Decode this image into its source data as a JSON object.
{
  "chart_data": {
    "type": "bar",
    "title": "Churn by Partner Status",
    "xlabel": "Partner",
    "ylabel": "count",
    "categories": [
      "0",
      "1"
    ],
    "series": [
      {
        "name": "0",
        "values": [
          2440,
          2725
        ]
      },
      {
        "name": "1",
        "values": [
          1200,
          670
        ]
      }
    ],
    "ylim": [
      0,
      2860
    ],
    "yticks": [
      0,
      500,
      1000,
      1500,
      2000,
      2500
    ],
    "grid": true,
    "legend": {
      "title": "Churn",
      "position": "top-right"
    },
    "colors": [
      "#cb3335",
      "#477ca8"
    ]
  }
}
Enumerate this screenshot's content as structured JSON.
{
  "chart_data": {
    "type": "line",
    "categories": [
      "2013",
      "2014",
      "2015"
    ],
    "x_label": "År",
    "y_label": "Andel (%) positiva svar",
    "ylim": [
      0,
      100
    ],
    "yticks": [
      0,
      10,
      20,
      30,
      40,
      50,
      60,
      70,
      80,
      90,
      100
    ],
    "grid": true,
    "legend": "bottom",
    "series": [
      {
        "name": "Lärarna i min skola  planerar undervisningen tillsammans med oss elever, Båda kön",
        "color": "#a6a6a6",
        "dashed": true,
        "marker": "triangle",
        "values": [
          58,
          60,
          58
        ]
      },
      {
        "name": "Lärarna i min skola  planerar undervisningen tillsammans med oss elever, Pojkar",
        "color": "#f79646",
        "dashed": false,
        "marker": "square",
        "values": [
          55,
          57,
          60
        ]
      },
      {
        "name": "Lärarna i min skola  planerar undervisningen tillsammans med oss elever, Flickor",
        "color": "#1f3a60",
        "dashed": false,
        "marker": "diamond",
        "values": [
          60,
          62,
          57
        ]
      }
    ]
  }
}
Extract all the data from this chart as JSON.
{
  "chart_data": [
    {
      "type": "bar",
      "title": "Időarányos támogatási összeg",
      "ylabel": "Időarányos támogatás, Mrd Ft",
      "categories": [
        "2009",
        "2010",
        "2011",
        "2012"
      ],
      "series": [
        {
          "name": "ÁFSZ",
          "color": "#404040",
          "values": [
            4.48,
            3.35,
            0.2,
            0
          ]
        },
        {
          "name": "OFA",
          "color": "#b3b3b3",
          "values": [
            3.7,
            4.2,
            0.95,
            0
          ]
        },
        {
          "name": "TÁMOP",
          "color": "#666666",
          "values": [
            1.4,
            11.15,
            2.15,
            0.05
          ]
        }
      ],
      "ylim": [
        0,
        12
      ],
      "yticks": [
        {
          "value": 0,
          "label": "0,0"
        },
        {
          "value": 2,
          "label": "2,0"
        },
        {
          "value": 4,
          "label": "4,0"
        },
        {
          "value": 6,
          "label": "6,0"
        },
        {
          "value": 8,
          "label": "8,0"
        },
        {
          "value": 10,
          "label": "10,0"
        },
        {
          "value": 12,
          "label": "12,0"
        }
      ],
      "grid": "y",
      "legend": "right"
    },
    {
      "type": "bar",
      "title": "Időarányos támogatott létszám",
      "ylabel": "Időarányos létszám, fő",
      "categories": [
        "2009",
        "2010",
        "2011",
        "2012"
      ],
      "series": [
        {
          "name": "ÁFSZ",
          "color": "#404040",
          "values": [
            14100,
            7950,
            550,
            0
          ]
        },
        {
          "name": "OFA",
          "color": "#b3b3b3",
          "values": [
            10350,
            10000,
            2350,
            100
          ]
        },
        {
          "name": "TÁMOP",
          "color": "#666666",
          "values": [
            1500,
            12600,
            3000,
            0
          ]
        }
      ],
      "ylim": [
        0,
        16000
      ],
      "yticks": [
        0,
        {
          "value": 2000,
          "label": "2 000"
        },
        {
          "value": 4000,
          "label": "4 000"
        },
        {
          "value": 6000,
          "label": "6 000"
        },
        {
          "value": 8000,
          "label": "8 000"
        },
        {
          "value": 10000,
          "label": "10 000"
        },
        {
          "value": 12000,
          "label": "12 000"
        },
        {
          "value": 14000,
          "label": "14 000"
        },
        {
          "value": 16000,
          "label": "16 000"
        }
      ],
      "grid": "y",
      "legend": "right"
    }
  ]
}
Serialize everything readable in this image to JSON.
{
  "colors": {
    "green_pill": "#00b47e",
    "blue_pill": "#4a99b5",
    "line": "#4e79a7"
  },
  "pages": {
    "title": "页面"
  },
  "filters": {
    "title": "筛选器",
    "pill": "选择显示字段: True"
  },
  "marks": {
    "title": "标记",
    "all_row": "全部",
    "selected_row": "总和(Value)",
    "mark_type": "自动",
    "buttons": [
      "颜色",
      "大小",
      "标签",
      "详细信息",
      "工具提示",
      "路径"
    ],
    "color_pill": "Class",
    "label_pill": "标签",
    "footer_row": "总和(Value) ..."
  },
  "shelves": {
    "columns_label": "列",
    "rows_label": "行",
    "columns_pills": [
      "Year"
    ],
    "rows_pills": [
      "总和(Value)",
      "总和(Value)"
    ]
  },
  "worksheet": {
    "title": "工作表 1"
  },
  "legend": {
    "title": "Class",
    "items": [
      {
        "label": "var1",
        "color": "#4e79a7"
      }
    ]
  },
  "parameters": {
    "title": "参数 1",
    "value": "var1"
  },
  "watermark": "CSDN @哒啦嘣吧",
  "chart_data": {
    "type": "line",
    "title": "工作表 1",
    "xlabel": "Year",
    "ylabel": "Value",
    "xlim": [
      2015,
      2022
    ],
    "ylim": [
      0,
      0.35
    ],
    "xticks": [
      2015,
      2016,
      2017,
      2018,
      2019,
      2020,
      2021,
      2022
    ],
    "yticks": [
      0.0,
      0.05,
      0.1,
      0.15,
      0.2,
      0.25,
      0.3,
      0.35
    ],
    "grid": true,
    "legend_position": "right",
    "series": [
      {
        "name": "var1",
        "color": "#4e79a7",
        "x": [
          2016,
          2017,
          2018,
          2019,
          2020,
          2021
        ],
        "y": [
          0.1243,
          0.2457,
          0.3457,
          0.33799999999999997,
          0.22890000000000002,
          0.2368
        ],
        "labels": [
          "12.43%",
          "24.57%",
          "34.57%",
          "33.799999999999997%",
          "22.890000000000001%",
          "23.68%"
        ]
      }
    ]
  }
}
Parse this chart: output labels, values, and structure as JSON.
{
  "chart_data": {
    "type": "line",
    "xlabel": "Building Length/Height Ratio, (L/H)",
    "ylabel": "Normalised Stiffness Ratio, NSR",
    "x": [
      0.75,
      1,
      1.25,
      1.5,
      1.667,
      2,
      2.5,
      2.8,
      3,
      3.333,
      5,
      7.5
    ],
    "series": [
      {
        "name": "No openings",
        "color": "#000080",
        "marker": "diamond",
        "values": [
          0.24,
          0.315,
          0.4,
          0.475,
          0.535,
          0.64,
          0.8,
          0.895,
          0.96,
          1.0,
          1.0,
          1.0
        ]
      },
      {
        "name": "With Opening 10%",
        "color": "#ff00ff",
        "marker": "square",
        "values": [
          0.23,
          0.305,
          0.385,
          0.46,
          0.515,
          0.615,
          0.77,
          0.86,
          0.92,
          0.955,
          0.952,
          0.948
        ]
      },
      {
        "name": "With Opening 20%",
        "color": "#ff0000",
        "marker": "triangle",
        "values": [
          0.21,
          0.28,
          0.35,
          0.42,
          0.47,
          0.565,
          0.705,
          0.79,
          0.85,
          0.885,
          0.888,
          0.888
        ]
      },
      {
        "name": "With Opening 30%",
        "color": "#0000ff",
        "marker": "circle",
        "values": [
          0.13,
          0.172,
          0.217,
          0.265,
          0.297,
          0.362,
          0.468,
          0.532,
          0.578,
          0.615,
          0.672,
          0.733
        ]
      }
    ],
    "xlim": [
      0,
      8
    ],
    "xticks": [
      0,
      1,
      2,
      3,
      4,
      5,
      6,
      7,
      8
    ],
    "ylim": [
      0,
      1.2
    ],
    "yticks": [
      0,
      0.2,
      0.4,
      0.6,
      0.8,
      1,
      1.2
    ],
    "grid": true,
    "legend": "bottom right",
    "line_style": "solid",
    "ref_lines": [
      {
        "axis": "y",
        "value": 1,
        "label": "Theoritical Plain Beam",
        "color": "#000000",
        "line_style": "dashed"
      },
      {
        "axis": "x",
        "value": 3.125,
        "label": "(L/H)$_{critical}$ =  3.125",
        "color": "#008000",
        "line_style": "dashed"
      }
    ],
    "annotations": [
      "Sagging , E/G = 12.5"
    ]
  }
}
————
- Your task
Scan the records above for the string "elever", then select every line that holds it.

- Expected answer
        "name": "Lärarna i min skola  planerar undervisningen tillsammans med oss elever, Båda kön",
        "name": "Lärarna i min skola  planerar undervisningen tillsammans med oss elever, Pojkar",
        "name": "Lärarna i min skola  planerar undervisningen tillsammans med oss elever, Flickor",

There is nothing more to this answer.